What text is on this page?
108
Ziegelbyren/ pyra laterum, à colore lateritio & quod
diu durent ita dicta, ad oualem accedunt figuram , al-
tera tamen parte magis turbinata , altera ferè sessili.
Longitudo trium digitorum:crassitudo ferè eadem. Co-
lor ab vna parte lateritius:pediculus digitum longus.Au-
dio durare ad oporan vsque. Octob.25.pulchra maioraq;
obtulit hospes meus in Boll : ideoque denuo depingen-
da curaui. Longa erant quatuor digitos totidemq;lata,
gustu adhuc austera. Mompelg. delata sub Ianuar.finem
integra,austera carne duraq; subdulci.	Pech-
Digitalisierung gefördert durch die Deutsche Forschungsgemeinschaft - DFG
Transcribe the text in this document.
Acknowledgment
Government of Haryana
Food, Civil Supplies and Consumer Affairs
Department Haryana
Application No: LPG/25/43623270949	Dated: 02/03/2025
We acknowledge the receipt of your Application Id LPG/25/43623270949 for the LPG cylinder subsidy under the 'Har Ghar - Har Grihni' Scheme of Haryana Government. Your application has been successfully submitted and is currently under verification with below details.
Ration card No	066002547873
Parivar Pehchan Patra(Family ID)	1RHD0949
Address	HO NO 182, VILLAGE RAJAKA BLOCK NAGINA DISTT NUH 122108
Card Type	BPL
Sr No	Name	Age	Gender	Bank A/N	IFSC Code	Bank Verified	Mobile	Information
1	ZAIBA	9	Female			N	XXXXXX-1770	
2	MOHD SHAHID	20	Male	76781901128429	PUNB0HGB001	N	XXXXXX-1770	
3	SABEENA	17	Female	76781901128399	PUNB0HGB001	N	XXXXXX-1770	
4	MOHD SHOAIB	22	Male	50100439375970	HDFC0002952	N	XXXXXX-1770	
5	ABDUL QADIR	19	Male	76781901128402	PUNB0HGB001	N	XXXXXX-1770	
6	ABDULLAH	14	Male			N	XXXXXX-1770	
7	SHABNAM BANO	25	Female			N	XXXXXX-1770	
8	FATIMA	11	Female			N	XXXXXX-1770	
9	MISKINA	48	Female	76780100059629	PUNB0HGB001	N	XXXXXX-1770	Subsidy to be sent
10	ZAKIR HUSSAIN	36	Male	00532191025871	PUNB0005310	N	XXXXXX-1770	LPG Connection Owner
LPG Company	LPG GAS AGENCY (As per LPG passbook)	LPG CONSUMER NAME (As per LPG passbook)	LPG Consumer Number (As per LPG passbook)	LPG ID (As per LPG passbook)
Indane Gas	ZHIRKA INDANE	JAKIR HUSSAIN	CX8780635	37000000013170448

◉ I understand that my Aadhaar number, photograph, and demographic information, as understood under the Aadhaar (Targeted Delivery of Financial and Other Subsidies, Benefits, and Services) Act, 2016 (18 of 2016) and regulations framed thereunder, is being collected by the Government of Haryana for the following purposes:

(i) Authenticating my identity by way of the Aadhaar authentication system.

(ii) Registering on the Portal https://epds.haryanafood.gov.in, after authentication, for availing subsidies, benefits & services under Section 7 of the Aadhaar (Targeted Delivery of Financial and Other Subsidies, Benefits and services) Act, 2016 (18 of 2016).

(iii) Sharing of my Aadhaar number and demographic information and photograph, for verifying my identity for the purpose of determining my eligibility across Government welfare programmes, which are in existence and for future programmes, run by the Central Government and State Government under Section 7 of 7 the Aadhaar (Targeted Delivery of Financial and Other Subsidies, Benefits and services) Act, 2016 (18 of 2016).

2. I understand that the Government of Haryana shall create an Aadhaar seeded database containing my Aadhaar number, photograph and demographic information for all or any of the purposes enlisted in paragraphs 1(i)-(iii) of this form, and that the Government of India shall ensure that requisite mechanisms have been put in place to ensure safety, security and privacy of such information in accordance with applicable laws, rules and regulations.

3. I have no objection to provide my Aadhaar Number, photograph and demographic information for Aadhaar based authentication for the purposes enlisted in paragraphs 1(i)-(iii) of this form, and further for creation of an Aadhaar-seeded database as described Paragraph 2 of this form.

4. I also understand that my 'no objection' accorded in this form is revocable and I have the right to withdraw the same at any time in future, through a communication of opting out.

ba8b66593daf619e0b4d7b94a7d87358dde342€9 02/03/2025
• • • • •
Instructions for the task: Write out every record shown above, word for word.

Solution to the exercise:
What text is on this page?
108
Ziegelbyren/ pyra laterum, à colore lateritio & quod
diu durent ita dicta, ad oualem accedunt figuram , al-
tera tamen parte magis turbinata , altera ferè sessili.
Longitudo trium digitorum:crassitudo ferè eadem. Co-
lor ab vna parte lateritius:pediculus digitum longus.Au-
dio durare ad oporan vsque. Octob.25.pulchra maioraq;
obtulit hospes meus in Boll : ideoque denuo depingen-
da curaui. Longa erant quatuor digitos totidemq;lata,
gustu adhuc austera. Mompelg. delata sub Ianuar.finem
integra,austera carne duraq; subdulci.	Pech-
Digitalisierung gefördert durch die Deutsche Forschungsgemeinschaft - DFG
Transcribe the text in this document.
Acknowledgment
Government of Haryana
Food, Civil Supplies and Consumer Affairs
Department Haryana
Application No: LPG/25/43623270949	Dated: 02/03/2025
We acknowledge the receipt of your Application Id LPG/25/43623270949 for the LPG cylinder subsidy under the 'Har Ghar - Har Grihni' Scheme of Haryana Government. Your application has been successfully submitted and is currently under verification with below details.
Ration card No	066002547873
Parivar Pehchan Patra(Family ID)	1RHD0949
Address	HO NO 182, VILLAGE RAJAKA BLOCK NAGINA DISTT NUH 122108
Card Type	BPL
Sr No	Name	Age	Gender	Bank A/N	IFSC Code	Bank Verified	Mobile	Information
1	ZAIBA	9	Female			N	XXXXXX-1770	
2	MOHD SHAHID	20	Male	76781901128429	PUNB0HGB001	N	XXXXXX-1770	
3	SABEENA	17	Female	76781901128399	PUNB0HGB001	N	XXXXXX-1770	
4	MOHD SHOAIB	22	Male	50100439375970	HDFC0002952	N	XXXXXX-1770	
5	ABDUL QADIR	19	Male	76781901128402	PUNB0HGB001	N	XXXXXX-1770	
6	ABDULLAH	14	Male			N	XXXXXX-1770	
7	SHABNAM BANO	25	Female			N	XXXXXX-1770	
8	FATIMA	11	Female			N	XXXXXX-1770	
9	MISKINA	48	Female	76780100059629	PUNB0HGB001	N	XXXXXX-1770	Subsidy to be sent
10	ZAKIR HUSSAIN	36	Male	00532191025871	PUNB0005310	N	XXXXXX-1770	LPG Connection Owner
LPG Company	LPG GAS AGENCY (As per LPG passbook)	LPG CONSUMER NAME (As per LPG passbook)	LPG Consumer Number (As per LPG passbook)	LPG ID (As per LPG passbook)
Indane Gas	ZHIRKA INDANE	JAKIR HUSSAIN	CX8780635	37000000013170448

◉ I understand that my Aadhaar number, photograph, and demographic information, as understood under the Aadhaar (Targeted Delivery of Financial and Other Subsidies, Benefits, and Services) Act, 2016 (18 of 2016) and regulations framed thereunder, is being collected by the Government of Haryana for the following purposes:

(i) Authenticating my identity by way of the Aadhaar authentication system.

(ii) Registering on the Portal https://epds.haryanafood.gov.in, after authentication, for availing subsidies, benefits & services under Section 7 of the Aadhaar (Targeted Delivery of Financial and Other Subsidies, Benefits and services) Act, 2016 (18 of 2016).

(iii) Sharing of my Aadhaar number and demographic information and photograph, for verifying my identity for the purpose of determining my eligibility across Government welfare programmes, which are in existence and for future programmes, run by the Central Government and State Government under Section 7 of 7 the Aadhaar (Targeted Delivery of Financial and Other Subsidies, Benefits and services) Act, 2016 (18 of 2016).

2. I understand that the Government of Haryana shall create an Aadhaar seeded database containing my Aadhaar number, photograph and demographic information for all or any of the purposes enlisted in paragraphs 1(i)-(iii) of this form, and that the Government of India shall ensure that requisite mechanisms have been put in place to ensure safety, security and privacy of such information in accordance with applicable laws, rules and regulations.

3. I have no objection to provide my Aadhaar Number, photograph and demographic information for Aadhaar based authentication for the purposes enlisted in paragraphs 1(i)-(iii) of this form, and further for creation of an Aadhaar-seeded database as described Paragraph 2 of this form.

4. I also understand that my 'no objection' accorded in this form is revocable and I have the right to withdraw the same at any time in future, through a communication of opting out.

ba8b66593daf619e0b4d7b94a7d87358dde342€9 02/03/2025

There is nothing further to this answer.